* begin Data section *
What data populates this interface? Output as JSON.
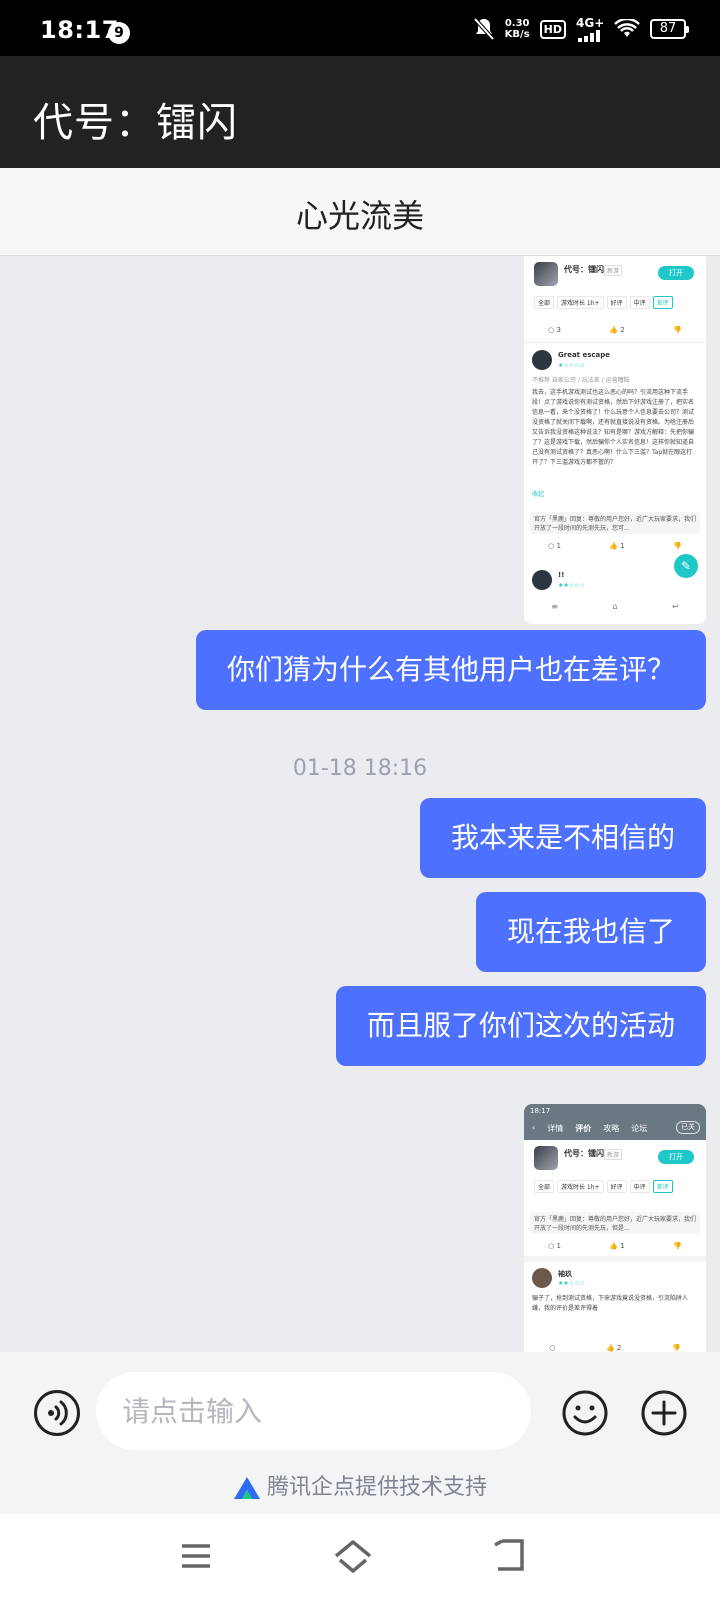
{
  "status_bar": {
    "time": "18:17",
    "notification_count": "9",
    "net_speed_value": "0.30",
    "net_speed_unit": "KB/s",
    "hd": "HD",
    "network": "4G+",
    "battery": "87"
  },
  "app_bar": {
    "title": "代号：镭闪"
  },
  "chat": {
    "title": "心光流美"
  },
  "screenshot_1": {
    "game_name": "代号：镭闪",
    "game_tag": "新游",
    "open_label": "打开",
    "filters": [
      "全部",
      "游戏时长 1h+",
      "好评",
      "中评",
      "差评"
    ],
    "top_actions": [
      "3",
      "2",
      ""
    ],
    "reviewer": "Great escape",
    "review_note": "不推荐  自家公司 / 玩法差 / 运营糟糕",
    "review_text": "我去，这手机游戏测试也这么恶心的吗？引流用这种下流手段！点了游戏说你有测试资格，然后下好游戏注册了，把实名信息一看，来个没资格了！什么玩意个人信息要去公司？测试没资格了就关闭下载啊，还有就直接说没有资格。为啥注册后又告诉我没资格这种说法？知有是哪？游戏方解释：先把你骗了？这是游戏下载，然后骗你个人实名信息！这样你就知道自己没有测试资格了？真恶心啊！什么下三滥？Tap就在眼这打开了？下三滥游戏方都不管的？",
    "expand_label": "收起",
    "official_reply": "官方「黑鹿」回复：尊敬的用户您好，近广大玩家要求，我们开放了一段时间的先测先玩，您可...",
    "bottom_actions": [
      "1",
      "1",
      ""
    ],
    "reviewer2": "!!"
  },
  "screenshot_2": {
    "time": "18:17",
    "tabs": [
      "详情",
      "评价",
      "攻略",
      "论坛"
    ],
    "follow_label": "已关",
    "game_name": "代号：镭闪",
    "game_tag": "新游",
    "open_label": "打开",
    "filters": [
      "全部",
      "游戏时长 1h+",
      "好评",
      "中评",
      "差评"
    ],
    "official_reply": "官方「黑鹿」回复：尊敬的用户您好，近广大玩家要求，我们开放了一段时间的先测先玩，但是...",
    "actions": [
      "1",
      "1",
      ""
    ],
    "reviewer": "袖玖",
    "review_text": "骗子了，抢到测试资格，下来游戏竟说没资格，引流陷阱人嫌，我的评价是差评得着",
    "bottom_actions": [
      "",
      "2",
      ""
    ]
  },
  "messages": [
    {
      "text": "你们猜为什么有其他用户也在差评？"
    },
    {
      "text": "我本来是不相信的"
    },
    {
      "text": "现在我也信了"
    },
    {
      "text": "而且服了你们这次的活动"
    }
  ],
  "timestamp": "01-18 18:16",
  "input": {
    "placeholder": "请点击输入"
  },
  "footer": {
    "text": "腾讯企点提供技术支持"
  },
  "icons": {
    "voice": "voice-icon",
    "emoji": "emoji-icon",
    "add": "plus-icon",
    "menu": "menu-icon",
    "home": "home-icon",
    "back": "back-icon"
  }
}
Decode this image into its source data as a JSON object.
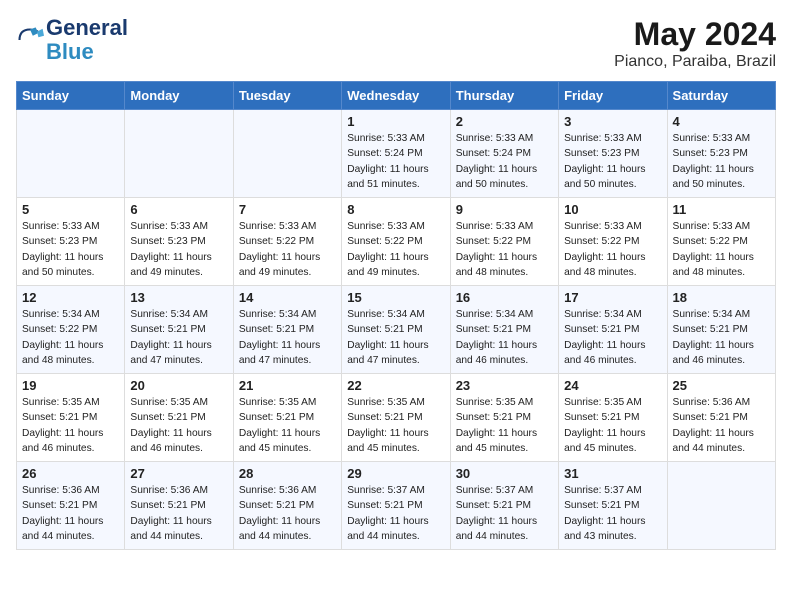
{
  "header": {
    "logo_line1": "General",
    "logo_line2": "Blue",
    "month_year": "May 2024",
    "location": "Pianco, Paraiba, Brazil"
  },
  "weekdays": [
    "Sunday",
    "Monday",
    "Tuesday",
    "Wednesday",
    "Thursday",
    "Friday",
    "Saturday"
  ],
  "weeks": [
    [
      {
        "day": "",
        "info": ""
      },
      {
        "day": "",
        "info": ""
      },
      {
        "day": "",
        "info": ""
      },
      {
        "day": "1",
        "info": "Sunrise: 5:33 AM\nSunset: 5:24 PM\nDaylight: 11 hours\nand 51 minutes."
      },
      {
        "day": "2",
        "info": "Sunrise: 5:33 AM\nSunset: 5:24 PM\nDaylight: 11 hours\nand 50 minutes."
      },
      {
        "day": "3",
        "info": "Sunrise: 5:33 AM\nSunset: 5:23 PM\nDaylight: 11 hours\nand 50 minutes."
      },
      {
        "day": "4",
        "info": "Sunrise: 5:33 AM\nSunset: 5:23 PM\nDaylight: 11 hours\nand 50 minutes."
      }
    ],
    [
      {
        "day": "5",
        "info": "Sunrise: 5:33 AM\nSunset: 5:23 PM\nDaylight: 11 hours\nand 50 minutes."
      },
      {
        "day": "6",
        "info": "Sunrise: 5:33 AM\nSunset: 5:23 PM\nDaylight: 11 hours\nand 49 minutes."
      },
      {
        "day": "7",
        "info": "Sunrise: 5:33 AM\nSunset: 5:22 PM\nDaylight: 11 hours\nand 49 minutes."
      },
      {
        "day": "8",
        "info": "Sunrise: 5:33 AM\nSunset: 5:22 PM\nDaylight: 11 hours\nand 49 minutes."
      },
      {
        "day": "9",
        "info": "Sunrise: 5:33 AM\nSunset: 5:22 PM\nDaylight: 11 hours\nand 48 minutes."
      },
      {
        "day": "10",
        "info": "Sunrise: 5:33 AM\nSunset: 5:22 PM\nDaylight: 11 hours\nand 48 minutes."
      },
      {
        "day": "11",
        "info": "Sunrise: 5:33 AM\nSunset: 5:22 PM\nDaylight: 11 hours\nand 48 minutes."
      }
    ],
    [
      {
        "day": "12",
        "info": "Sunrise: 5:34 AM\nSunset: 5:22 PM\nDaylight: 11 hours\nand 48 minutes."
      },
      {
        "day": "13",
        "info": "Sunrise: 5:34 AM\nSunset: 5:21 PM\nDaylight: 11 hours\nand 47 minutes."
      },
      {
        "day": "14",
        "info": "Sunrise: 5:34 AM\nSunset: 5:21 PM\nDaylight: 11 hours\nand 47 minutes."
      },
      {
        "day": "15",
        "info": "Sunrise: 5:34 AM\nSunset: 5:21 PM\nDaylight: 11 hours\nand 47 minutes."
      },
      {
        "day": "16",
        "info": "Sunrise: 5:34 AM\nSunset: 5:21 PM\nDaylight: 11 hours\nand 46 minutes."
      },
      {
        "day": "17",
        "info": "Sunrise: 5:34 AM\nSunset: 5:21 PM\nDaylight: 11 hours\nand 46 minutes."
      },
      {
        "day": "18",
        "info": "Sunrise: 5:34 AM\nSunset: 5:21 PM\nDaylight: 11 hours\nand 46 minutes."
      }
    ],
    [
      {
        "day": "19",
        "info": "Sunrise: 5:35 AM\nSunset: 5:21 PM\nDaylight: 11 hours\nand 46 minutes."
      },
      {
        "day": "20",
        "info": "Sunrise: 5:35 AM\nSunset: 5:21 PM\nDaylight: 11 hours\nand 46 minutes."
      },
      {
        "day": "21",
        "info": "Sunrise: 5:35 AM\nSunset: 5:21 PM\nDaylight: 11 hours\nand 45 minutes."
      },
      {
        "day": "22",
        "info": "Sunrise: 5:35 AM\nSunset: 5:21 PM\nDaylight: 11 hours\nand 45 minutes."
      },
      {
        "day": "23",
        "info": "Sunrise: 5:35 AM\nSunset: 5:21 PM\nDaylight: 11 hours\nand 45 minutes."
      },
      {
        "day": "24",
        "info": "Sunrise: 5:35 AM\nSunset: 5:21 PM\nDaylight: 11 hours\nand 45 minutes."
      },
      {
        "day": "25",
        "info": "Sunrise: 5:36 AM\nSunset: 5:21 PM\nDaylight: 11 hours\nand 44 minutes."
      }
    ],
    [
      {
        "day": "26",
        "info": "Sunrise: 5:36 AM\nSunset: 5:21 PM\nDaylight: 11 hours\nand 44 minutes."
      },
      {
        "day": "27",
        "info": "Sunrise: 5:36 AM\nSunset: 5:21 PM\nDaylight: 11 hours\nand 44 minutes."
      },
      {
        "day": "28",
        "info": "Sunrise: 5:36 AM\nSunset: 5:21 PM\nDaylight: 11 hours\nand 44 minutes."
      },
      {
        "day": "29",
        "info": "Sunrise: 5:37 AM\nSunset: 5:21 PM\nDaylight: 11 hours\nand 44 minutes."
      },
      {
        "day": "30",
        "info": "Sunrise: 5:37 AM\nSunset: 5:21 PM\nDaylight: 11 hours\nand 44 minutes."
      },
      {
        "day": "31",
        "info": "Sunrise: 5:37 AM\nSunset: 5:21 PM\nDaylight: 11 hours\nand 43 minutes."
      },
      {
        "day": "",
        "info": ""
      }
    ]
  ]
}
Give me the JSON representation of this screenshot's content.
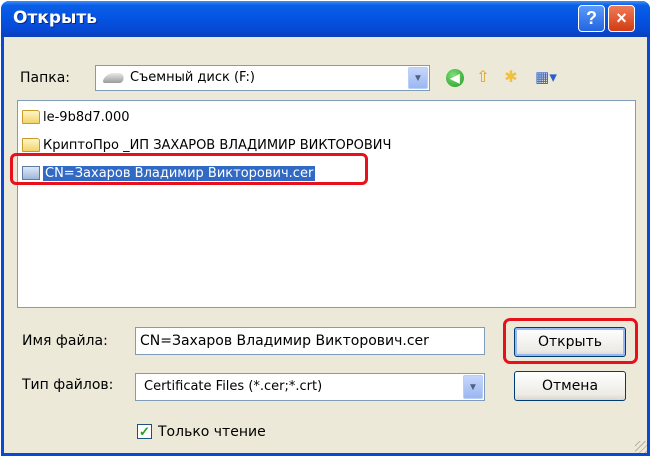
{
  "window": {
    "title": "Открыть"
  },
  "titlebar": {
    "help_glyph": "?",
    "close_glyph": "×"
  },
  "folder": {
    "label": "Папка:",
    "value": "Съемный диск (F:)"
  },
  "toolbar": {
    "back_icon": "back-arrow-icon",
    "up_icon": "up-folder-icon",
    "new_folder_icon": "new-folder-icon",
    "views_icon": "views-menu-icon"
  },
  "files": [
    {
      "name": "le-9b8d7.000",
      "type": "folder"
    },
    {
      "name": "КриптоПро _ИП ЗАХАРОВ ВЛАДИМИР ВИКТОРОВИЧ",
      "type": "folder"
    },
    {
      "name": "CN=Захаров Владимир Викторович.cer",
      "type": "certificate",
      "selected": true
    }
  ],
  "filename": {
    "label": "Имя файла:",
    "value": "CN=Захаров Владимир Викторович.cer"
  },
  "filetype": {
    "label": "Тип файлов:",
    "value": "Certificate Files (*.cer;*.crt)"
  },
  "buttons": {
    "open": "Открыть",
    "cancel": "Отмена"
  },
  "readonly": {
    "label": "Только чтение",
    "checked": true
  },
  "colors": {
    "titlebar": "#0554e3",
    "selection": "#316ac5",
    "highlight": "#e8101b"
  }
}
* end Data section *
Looking at the listing above, how many of its lines contain the string "尊敬的用户您好"? Give the number alone.

2